• **Description of the task**
Scan the listing and work out how many lines contain the word "dealership". Nothing but the number should be given.

• **Raw data**
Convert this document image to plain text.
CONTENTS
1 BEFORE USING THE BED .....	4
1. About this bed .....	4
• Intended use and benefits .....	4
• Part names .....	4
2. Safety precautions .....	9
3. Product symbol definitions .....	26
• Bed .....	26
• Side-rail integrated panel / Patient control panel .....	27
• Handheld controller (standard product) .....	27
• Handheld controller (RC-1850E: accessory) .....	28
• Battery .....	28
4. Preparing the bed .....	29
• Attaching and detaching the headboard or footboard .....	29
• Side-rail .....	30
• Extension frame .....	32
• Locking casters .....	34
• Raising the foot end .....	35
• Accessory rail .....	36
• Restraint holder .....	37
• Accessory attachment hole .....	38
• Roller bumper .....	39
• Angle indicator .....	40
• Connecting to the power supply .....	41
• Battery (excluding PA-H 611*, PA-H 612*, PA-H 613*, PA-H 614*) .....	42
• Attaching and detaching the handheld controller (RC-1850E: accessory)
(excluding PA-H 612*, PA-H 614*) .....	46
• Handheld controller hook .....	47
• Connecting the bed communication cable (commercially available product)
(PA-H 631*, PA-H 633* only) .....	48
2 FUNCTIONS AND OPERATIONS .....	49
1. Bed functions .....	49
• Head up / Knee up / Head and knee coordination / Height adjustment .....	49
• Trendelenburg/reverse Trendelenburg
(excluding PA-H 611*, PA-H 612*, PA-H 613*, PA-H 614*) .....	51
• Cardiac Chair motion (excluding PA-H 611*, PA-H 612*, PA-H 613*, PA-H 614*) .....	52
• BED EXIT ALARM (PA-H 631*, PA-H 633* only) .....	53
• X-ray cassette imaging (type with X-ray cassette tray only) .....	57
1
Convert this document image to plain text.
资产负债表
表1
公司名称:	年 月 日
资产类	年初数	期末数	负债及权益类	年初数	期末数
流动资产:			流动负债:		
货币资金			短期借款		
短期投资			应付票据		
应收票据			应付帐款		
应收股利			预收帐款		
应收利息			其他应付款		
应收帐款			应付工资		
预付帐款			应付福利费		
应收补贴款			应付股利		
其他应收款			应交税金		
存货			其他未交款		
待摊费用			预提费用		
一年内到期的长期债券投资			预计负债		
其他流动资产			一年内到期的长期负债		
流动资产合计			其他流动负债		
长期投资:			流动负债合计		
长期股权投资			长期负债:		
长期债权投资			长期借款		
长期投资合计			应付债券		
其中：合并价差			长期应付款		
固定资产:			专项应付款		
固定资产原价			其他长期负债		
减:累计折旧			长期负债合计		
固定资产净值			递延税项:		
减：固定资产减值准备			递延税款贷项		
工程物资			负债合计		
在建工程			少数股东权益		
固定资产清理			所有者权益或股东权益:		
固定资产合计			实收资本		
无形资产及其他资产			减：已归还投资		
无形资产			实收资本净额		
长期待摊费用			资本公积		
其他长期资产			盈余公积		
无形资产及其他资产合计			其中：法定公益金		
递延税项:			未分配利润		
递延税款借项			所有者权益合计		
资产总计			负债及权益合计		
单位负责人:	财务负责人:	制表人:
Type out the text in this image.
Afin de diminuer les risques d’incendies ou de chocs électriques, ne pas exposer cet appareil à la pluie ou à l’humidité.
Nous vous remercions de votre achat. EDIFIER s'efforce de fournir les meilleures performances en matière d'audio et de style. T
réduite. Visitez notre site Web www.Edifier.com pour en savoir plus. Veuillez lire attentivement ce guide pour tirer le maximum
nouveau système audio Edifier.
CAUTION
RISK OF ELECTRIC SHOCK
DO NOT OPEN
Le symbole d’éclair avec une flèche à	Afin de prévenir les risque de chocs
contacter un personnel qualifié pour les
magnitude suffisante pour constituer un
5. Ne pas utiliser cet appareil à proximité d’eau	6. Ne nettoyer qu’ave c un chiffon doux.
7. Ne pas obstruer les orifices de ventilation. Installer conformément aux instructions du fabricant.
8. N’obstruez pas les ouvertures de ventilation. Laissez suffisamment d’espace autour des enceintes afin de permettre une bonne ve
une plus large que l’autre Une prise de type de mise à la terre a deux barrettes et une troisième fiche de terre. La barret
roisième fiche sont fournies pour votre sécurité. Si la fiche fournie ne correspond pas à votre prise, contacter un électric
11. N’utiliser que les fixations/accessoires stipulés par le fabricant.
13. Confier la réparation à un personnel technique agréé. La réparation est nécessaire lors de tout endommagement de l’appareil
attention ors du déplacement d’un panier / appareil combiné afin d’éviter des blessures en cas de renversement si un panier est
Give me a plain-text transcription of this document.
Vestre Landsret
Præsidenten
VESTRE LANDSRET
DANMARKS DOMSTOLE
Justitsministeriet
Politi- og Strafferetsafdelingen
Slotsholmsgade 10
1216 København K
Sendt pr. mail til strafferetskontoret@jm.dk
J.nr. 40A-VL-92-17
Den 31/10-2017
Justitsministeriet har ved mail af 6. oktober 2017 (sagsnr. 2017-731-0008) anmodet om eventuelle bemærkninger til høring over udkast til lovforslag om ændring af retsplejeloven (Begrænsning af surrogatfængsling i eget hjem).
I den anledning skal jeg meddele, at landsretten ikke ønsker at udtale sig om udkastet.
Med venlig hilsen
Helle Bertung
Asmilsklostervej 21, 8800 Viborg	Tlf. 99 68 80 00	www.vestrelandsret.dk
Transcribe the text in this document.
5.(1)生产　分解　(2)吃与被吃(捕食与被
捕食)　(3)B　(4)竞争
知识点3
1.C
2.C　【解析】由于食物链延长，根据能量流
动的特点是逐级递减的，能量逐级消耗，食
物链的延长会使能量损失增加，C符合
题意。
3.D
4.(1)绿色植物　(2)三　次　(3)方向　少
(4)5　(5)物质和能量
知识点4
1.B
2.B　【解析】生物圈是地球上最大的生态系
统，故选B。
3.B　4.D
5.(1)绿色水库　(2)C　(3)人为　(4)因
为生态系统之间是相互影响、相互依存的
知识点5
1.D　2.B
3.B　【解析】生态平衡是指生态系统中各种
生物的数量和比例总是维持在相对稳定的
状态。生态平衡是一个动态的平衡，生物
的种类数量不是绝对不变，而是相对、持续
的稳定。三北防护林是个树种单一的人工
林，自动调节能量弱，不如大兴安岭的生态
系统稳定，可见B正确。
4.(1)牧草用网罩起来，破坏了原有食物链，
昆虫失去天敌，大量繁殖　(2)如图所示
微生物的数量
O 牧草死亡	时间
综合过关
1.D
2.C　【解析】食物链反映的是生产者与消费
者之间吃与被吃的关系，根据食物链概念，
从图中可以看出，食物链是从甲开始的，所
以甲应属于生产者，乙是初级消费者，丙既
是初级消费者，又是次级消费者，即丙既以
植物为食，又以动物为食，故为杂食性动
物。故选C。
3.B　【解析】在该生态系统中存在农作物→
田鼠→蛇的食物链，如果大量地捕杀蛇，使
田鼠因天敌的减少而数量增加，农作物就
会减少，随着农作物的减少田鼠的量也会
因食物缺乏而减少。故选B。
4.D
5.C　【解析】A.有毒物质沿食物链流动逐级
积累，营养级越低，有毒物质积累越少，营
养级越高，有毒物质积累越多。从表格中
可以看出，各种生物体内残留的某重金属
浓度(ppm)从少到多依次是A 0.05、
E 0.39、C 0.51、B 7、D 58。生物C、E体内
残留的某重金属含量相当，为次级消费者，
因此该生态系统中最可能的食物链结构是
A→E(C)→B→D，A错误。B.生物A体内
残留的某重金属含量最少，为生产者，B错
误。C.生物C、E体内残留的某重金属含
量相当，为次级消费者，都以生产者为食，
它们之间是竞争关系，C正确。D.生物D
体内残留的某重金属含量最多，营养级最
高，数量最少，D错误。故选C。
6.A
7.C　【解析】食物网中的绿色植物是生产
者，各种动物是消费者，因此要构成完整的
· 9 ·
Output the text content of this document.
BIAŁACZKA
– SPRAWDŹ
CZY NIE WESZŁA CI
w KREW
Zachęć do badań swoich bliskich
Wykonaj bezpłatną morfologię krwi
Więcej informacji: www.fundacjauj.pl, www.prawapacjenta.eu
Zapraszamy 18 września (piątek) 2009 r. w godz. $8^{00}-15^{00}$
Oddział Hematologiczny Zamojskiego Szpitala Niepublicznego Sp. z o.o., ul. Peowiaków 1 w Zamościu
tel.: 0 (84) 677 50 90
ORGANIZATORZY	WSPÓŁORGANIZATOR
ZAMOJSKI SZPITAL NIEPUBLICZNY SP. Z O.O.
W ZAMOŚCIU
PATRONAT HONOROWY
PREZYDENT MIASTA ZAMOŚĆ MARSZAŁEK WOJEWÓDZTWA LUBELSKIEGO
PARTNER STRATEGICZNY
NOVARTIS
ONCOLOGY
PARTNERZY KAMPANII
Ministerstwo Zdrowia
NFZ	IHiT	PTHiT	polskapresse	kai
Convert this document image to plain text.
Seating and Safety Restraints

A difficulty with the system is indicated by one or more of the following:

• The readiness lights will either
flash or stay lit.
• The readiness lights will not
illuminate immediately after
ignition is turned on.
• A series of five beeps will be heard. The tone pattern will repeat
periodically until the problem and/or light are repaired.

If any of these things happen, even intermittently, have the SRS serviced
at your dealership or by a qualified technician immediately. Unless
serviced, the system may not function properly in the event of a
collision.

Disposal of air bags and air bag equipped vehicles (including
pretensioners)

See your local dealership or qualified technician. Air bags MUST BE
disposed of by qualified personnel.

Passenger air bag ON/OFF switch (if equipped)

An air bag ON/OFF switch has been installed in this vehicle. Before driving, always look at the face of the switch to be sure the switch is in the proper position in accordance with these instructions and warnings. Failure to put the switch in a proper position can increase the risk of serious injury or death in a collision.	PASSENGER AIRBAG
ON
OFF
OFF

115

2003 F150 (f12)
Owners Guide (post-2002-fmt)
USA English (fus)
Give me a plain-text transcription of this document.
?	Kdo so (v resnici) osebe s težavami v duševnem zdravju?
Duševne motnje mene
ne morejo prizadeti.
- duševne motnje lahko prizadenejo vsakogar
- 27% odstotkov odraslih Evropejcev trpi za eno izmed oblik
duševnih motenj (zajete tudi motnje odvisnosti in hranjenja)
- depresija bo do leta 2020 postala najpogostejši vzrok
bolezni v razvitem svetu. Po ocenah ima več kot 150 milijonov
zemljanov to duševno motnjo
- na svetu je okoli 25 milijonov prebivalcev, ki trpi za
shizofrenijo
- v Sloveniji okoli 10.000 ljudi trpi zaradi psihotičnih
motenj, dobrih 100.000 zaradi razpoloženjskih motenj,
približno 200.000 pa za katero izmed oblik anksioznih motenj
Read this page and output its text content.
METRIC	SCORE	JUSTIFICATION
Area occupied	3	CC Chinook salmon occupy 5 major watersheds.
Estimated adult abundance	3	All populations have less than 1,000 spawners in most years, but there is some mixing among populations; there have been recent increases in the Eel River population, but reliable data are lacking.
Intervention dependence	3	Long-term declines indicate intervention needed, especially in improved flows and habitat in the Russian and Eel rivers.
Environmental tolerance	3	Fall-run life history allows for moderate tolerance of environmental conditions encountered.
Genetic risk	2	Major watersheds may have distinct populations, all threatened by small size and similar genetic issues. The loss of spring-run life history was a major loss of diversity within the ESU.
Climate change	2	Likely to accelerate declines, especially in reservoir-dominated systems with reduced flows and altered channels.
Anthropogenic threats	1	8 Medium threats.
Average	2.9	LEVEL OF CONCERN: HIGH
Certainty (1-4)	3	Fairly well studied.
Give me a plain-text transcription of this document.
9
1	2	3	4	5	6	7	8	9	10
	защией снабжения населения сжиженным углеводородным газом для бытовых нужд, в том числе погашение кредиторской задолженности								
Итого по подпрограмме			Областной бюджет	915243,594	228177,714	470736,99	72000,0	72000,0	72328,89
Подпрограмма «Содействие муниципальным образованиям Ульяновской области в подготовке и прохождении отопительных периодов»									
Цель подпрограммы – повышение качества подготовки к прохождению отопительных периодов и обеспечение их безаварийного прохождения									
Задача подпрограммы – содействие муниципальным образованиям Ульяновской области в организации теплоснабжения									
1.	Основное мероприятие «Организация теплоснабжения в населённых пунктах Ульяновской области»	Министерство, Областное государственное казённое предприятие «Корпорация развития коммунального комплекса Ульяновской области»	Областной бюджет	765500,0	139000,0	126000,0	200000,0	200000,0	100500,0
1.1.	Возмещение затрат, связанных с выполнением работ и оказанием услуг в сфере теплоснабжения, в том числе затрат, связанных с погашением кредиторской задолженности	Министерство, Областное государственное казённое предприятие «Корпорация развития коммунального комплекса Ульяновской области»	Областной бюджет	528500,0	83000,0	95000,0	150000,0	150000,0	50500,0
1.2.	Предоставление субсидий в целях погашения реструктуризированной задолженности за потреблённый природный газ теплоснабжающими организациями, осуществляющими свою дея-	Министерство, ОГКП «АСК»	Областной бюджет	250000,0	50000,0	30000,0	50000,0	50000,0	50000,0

• **Response to the task**
2